- [PROBLEM STATEMENT]: An exact copy of all the data is required, with pictures left out.
****************
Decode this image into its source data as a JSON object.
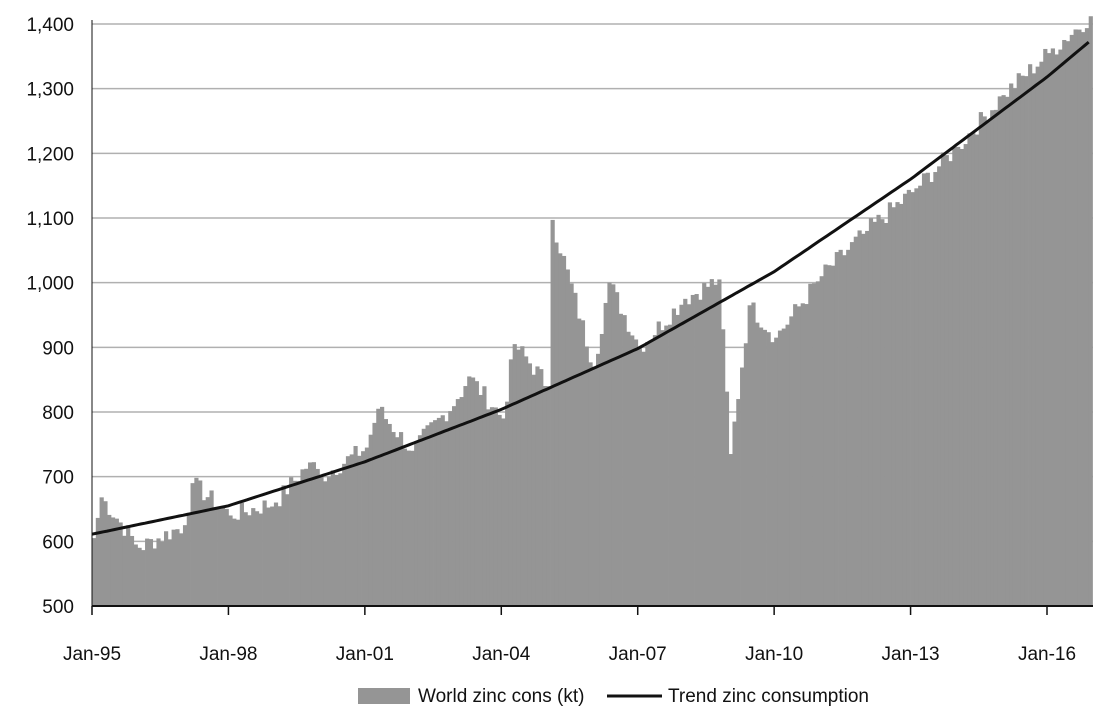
{
  "chart_data": {
    "type": "bar",
    "title": "",
    "xlabel": "",
    "ylabel": "",
    "ylim": [
      500,
      1400
    ],
    "yticks": [
      "500",
      "600",
      "700",
      "800",
      "900",
      "1,000",
      "1,100",
      "1,200",
      "1,300",
      "1,400"
    ],
    "xticks": [
      "Jan-95",
      "Jan-98",
      "Jan-01",
      "Jan-04",
      "Jan-07",
      "Jan-10",
      "Jan-13",
      "Jan-16"
    ],
    "grid": "horizontal",
    "legend_position": "bottom",
    "colors": {
      "bars": "#959595",
      "trend": "#111111",
      "grid": "#b0b0b0",
      "axis": "#111111"
    },
    "series": [
      {
        "name": "World zinc cons (kt)",
        "type": "bar",
        "note_x_unit": "monthly, Jan-95 to Jan-17",
        "key_points": [
          {
            "x": "Jan-95",
            "y": 605
          },
          {
            "x": "Mar-95",
            "y": 668
          },
          {
            "x": "Jan-96",
            "y": 590
          },
          {
            "x": "Jan-97",
            "y": 625
          },
          {
            "x": "Mar-97",
            "y": 690
          },
          {
            "x": "Jan-98",
            "y": 640
          },
          {
            "x": "Jan-99",
            "y": 660
          },
          {
            "x": "Oct-99",
            "y": 722
          },
          {
            "x": "Jan-00",
            "y": 700
          },
          {
            "x": "Jan-01",
            "y": 745
          },
          {
            "x": "Apr-01",
            "y": 805
          },
          {
            "x": "Jan-02",
            "y": 740
          },
          {
            "x": "Jan-03",
            "y": 820
          },
          {
            "x": "Apr-03",
            "y": 855
          },
          {
            "x": "Jan-04",
            "y": 790
          },
          {
            "x": "Apr-04",
            "y": 905
          },
          {
            "x": "Jan-05",
            "y": 840
          },
          {
            "x": "Feb-05",
            "y": 1097
          },
          {
            "x": "Jan-06",
            "y": 870
          },
          {
            "x": "May-06",
            "y": 1000
          },
          {
            "x": "Jan-07",
            "y": 900
          },
          {
            "x": "Jan-08",
            "y": 975
          },
          {
            "x": "Oct-08",
            "y": 1005
          },
          {
            "x": "Jan-09",
            "y": 735
          },
          {
            "x": "Jun-09",
            "y": 965
          },
          {
            "x": "Jan-10",
            "y": 915
          },
          {
            "x": "Jan-11",
            "y": 1010
          },
          {
            "x": "Jan-12",
            "y": 1080
          },
          {
            "x": "Jan-13",
            "y": 1140
          },
          {
            "x": "Jan-14",
            "y": 1210
          },
          {
            "x": "Jan-15",
            "y": 1290
          },
          {
            "x": "Jan-16",
            "y": 1355
          },
          {
            "x": "Dec-16",
            "y": 1412
          }
        ]
      },
      {
        "name": "Trend zinc consumption",
        "type": "line",
        "key_points": [
          {
            "x": "Jan-95",
            "y": 611
          },
          {
            "x": "Jan-98",
            "y": 655
          },
          {
            "x": "Jan-01",
            "y": 723
          },
          {
            "x": "Jan-04",
            "y": 804
          },
          {
            "x": "Jan-07",
            "y": 898
          },
          {
            "x": "Jan-10",
            "y": 1017
          },
          {
            "x": "Jan-13",
            "y": 1160
          },
          {
            "x": "Jan-16",
            "y": 1318
          },
          {
            "x": "Dec-16",
            "y": 1372
          }
        ]
      }
    ],
    "legend": [
      "World zinc cons (kt)",
      "Trend zinc consumption"
    ]
  }
}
****************
- [ANSWER TO THE PROBLEM]:
Decode this image into its source data as a JSON object.
{
  "chart_data": {
    "type": "bar",
    "title": "",
    "xlabel": "",
    "ylabel": "",
    "ylim": [
      500,
      1400
    ],
    "yticks": [
      "500",
      "600",
      "700",
      "800",
      "900",
      "1,000",
      "1,100",
      "1,200",
      "1,300",
      "1,400"
    ],
    "xticks": [
      "Jan-95",
      "Jan-98",
      "Jan-01",
      "Jan-04",
      "Jan-07",
      "Jan-10",
      "Jan-13",
      "Jan-16"
    ],
    "grid": "horizontal",
    "legend_position": "bottom",
    "colors": {
      "bars": "#959595",
      "trend": "#111111",
      "grid": "#b0b0b0",
      "axis": "#111111"
    },
    "series": [
      {
        "name": "World zinc cons (kt)",
        "type": "bar",
        "note_x_unit": "monthly, Jan-95 to Jan-17",
        "key_points": [
          {
            "x": "Jan-95",
            "y": 605
          },
          {
            "x": "Mar-95",
            "y": 668
          },
          {
            "x": "Jan-96",
            "y": 590
          },
          {
            "x": "Jan-97",
            "y": 625
          },
          {
            "x": "Mar-97",
            "y": 690
          },
          {
            "x": "Jan-98",
            "y": 640
          },
          {
            "x": "Jan-99",
            "y": 660
          },
          {
            "x": "Oct-99",
            "y": 722
          },
          {
            "x": "Jan-00",
            "y": 700
          },
          {
            "x": "Jan-01",
            "y": 745
          },
          {
            "x": "Apr-01",
            "y": 805
          },
          {
            "x": "Jan-02",
            "y": 740
          },
          {
            "x": "Jan-03",
            "y": 820
          },
          {
            "x": "Apr-03",
            "y": 855
          },
          {
            "x": "Jan-04",
            "y": 790
          },
          {
            "x": "Apr-04",
            "y": 905
          },
          {
            "x": "Jan-05",
            "y": 840
          },
          {
            "x": "Feb-05",
            "y": 1097
          },
          {
            "x": "Jan-06",
            "y": 870
          },
          {
            "x": "May-06",
            "y": 1000
          },
          {
            "x": "Jan-07",
            "y": 900
          },
          {
            "x": "Jan-08",
            "y": 975
          },
          {
            "x": "Oct-08",
            "y": 1005
          },
          {
            "x": "Jan-09",
            "y": 735
          },
          {
            "x": "Jun-09",
            "y": 965
          },
          {
            "x": "Jan-10",
            "y": 915
          },
          {
            "x": "Jan-11",
            "y": 1010
          },
          {
            "x": "Jan-12",
            "y": 1080
          },
          {
            "x": "Jan-13",
            "y": 1140
          },
          {
            "x": "Jan-14",
            "y": 1210
          },
          {
            "x": "Jan-15",
            "y": 1290
          },
          {
            "x": "Jan-16",
            "y": 1355
          },
          {
            "x": "Dec-16",
            "y": 1412
          }
        ]
      },
      {
        "name": "Trend zinc consumption",
        "type": "line",
        "key_points": [
          {
            "x": "Jan-95",
            "y": 611
          },
          {
            "x": "Jan-98",
            "y": 655
          },
          {
            "x": "Jan-01",
            "y": 723
          },
          {
            "x": "Jan-04",
            "y": 804
          },
          {
            "x": "Jan-07",
            "y": 898
          },
          {
            "x": "Jan-10",
            "y": 1017
          },
          {
            "x": "Jan-13",
            "y": 1160
          },
          {
            "x": "Jan-16",
            "y": 1318
          },
          {
            "x": "Dec-16",
            "y": 1372
          }
        ]
      }
    ],
    "legend": [
      "World zinc cons (kt)",
      "Trend zinc consumption"
    ]
  }
}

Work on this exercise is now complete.